**Exercise description**:
Report how many lines below contain the word "Land". Give only the number.

★ ★ ★ ★

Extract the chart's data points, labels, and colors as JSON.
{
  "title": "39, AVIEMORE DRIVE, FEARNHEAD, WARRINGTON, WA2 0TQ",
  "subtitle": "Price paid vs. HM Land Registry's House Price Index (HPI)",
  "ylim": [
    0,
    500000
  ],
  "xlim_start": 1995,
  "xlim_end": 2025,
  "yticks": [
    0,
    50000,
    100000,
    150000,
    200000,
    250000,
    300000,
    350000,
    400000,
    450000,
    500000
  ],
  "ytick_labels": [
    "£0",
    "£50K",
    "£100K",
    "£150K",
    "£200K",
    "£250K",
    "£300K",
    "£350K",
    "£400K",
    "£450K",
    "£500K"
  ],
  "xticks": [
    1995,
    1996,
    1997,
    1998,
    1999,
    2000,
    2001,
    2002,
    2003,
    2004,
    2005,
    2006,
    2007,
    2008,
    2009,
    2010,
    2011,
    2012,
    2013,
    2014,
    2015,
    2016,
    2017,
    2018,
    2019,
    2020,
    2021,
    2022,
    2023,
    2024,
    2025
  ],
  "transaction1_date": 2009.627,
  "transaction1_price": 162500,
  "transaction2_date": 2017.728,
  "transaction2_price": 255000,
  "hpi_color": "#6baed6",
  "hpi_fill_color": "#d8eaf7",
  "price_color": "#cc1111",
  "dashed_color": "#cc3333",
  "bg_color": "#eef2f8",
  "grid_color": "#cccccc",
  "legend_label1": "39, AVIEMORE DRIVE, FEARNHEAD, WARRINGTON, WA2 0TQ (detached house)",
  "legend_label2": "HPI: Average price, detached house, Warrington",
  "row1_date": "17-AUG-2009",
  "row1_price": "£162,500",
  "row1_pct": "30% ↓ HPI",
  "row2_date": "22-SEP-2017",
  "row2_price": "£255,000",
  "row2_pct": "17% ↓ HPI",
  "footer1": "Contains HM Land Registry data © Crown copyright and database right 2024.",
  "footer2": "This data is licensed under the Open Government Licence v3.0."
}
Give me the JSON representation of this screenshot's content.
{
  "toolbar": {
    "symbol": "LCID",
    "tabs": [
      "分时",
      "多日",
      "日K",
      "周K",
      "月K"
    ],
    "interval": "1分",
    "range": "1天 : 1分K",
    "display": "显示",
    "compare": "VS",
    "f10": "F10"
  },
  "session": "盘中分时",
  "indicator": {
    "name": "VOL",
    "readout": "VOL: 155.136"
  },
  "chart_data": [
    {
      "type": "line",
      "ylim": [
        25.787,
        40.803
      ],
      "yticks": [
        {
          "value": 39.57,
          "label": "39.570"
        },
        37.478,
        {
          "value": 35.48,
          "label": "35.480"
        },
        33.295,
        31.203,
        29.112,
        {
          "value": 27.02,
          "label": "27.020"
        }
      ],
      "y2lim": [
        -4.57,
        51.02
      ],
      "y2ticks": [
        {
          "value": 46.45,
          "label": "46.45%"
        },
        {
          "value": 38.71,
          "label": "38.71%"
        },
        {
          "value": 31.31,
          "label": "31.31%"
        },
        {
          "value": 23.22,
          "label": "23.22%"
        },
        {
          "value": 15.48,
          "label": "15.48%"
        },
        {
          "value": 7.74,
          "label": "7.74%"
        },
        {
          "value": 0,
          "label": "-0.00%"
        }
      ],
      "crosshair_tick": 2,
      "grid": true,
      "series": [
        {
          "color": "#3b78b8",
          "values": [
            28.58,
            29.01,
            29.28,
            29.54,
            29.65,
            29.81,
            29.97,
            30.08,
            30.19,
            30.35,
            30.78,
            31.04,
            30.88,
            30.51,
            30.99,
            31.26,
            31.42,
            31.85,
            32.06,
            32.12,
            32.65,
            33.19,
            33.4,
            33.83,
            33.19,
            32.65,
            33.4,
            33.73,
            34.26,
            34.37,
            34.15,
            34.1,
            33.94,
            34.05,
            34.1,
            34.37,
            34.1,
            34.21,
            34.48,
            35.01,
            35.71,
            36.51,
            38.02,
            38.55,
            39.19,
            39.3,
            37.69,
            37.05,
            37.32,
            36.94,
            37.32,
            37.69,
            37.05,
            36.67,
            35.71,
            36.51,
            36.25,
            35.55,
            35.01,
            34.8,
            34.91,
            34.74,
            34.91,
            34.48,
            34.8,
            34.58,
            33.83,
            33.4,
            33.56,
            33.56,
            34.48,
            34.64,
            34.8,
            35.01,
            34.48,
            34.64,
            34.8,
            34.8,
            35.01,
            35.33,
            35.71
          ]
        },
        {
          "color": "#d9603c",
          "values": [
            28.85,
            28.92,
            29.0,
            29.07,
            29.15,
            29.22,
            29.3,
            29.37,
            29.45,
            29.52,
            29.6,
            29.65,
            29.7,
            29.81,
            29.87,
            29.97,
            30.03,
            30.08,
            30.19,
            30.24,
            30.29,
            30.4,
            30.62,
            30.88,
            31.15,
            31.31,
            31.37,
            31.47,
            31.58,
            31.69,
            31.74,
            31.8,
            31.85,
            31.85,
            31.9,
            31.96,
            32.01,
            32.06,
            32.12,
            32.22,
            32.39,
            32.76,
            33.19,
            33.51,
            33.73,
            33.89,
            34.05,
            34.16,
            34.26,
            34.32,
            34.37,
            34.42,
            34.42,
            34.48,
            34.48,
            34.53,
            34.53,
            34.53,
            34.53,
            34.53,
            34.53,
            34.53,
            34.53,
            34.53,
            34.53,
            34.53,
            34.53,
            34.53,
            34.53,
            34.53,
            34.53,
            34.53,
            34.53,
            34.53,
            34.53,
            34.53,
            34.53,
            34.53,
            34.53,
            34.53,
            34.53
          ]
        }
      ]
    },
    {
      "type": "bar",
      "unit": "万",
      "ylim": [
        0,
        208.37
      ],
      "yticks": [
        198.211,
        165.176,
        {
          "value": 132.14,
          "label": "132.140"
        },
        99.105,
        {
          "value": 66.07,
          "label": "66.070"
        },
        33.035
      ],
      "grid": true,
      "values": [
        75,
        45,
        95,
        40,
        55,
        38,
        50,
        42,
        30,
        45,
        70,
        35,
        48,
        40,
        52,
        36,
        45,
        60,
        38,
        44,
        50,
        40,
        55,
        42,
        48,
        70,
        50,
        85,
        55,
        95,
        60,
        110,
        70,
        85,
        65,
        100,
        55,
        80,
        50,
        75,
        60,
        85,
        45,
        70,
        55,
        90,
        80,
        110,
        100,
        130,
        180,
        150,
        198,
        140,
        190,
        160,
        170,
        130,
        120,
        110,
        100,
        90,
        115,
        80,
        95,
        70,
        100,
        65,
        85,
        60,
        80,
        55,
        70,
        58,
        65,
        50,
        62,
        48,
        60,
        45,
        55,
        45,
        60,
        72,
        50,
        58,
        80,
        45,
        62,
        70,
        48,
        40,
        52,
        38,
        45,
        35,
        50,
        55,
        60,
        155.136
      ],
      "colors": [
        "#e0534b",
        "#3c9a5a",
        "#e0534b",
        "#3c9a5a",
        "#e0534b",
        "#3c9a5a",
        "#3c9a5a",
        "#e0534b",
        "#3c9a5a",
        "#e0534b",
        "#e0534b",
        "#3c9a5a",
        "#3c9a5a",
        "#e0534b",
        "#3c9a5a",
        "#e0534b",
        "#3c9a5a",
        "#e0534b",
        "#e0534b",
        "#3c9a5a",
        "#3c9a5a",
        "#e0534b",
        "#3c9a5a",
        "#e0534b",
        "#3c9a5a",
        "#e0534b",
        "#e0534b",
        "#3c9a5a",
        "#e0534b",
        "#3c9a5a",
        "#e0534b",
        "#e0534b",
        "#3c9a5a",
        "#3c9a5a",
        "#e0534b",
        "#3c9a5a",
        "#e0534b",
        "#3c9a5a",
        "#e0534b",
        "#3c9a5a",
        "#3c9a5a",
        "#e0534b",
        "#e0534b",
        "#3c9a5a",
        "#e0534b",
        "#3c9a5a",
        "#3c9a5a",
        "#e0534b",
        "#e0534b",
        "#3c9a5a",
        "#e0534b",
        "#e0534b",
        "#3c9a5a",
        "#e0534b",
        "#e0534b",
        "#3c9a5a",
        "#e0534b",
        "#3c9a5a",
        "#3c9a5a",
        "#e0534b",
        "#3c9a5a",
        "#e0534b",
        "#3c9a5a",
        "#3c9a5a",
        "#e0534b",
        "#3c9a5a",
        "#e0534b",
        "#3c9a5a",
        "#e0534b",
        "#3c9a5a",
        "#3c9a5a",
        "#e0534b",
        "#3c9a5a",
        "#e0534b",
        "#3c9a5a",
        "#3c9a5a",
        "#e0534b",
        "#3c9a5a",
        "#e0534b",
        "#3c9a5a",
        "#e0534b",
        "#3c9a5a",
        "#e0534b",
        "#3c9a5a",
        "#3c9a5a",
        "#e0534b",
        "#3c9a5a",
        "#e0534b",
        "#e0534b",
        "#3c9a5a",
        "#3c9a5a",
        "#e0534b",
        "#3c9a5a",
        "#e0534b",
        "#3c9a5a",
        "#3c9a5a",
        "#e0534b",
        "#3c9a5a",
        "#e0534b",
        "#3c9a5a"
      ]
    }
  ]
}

★ ★ ★ ★

**Task output**:
2